— MATERIAL SUPPLIED —
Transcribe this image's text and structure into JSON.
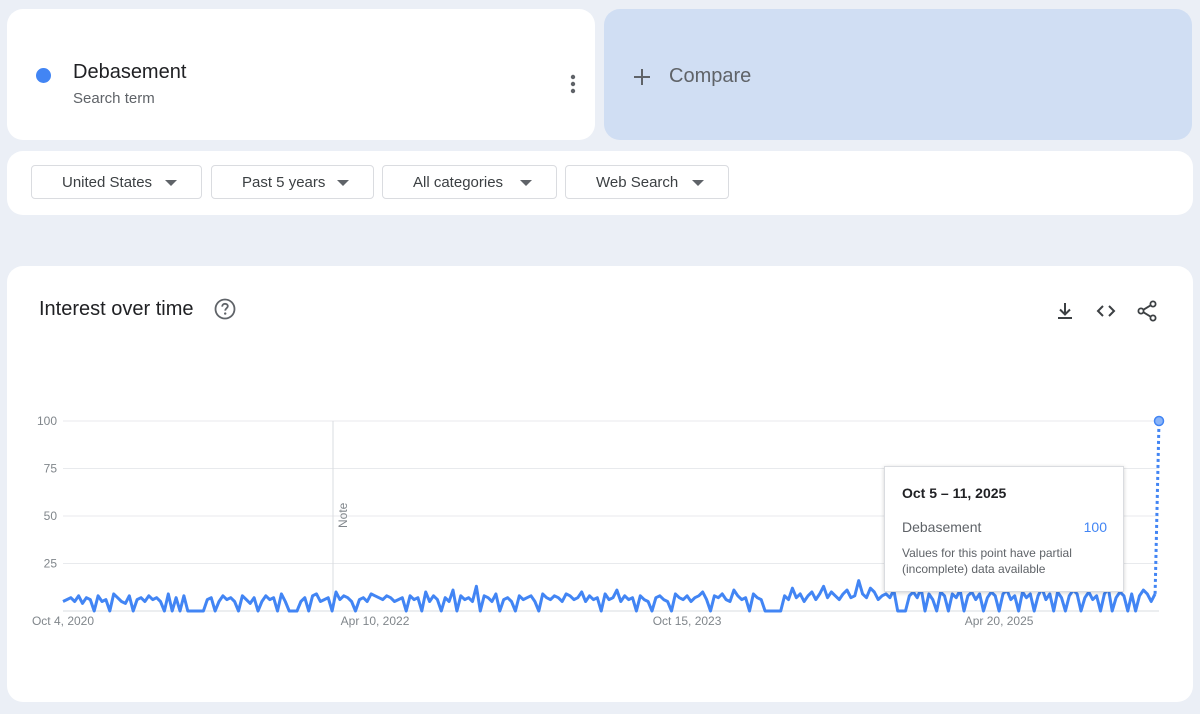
{
  "search_term": {
    "name": "Debasement",
    "subtitle": "Search term",
    "color": "#4285f4",
    "menu_icon": "more-vert-icon"
  },
  "compare": {
    "label": "Compare",
    "icon": "plus-icon"
  },
  "filters": [
    {
      "label": "United States"
    },
    {
      "label": "Past 5 years"
    },
    {
      "label": "All categories"
    },
    {
      "label": "Web Search"
    }
  ],
  "chart_panel": {
    "title": "Interest over time",
    "icons": [
      "help-icon",
      "download-icon",
      "embed-icon",
      "share-icon"
    ],
    "note_label": "Note"
  },
  "tooltip": {
    "date": "Oct 5 – 11, 2025",
    "term": "Debasement",
    "value": "100",
    "note": "Values for this point have partial (incomplete) data available"
  },
  "chart_data": {
    "type": "line",
    "title": "Interest over time",
    "xlabel": "",
    "ylabel": "",
    "ylim": [
      0,
      100
    ],
    "yticks": [
      25,
      50,
      75,
      100
    ],
    "grid": true,
    "xtick_labels": [
      "Oct 4, 2020",
      "Apr 10, 2022",
      "Oct 15, 2023",
      "Apr 20, 2025"
    ],
    "x_range": [
      "Oct 4, 2020",
      "Oct 5, 2025"
    ],
    "last_point_partial": true,
    "series": [
      {
        "name": "Debasement",
        "color": "#4285f4",
        "values": [
          5,
          6,
          7,
          5,
          8,
          4,
          7,
          6,
          0,
          8,
          5,
          6,
          0,
          9,
          7,
          5,
          4,
          8,
          0,
          6,
          7,
          5,
          8,
          6,
          7,
          5,
          0,
          9,
          0,
          7,
          0,
          8,
          0,
          0,
          0,
          0,
          0,
          6,
          7,
          0,
          5,
          8,
          6,
          7,
          5,
          0,
          8,
          6,
          4,
          7,
          0,
          5,
          8,
          6,
          7,
          0,
          9,
          5,
          0,
          0,
          0,
          5,
          7,
          0,
          8,
          9,
          5,
          6,
          7,
          0,
          10,
          6,
          8,
          7,
          5,
          0,
          6,
          7,
          5,
          9,
          8,
          7,
          6,
          8,
          7,
          5,
          6,
          7,
          0,
          8,
          6,
          7,
          0,
          10,
          5,
          8,
          6,
          0,
          7,
          5,
          11,
          0,
          8,
          6,
          7,
          5,
          13,
          0,
          8,
          7,
          5,
          9,
          0,
          6,
          7,
          5,
          0,
          8,
          6,
          7,
          8,
          5,
          0,
          9,
          7,
          6,
          8,
          7,
          5,
          9,
          8,
          6,
          7,
          10,
          5,
          8,
          6,
          7,
          0,
          9,
          6,
          7,
          11,
          5,
          8,
          6,
          7,
          0,
          8,
          6,
          5,
          0,
          7,
          8,
          6,
          5,
          0,
          9,
          7,
          6,
          8,
          5,
          7,
          8,
          10,
          6,
          0,
          8,
          7,
          9,
          6,
          5,
          11,
          8,
          6,
          7,
          0,
          9,
          7,
          6,
          0,
          0,
          0,
          0,
          0,
          8,
          6,
          12,
          7,
          9,
          5,
          8,
          10,
          6,
          9,
          13,
          7,
          10,
          8,
          6,
          9,
          11,
          7,
          8,
          16,
          9,
          7,
          12,
          10,
          6,
          8,
          9,
          7,
          11,
          0,
          0,
          0,
          8,
          10,
          7,
          12,
          0,
          9,
          6,
          0,
          10,
          8,
          0,
          9,
          7,
          11,
          0,
          8,
          10,
          6,
          9,
          0,
          7,
          10,
          8,
          0,
          9,
          11,
          6,
          8,
          0,
          10,
          7,
          9,
          0,
          8,
          12,
          6,
          9,
          0,
          10,
          7,
          0,
          8,
          11,
          9,
          0,
          7,
          10,
          6,
          8,
          0,
          9,
          12,
          0,
          7,
          10,
          8,
          0,
          9,
          0,
          8,
          11,
          9,
          5,
          9,
          100
        ]
      }
    ]
  }
}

— PROBLEM DETAILS —
Report how many lines of the data contain the word "Debasement", using the number alone.

— SOLUTION —
3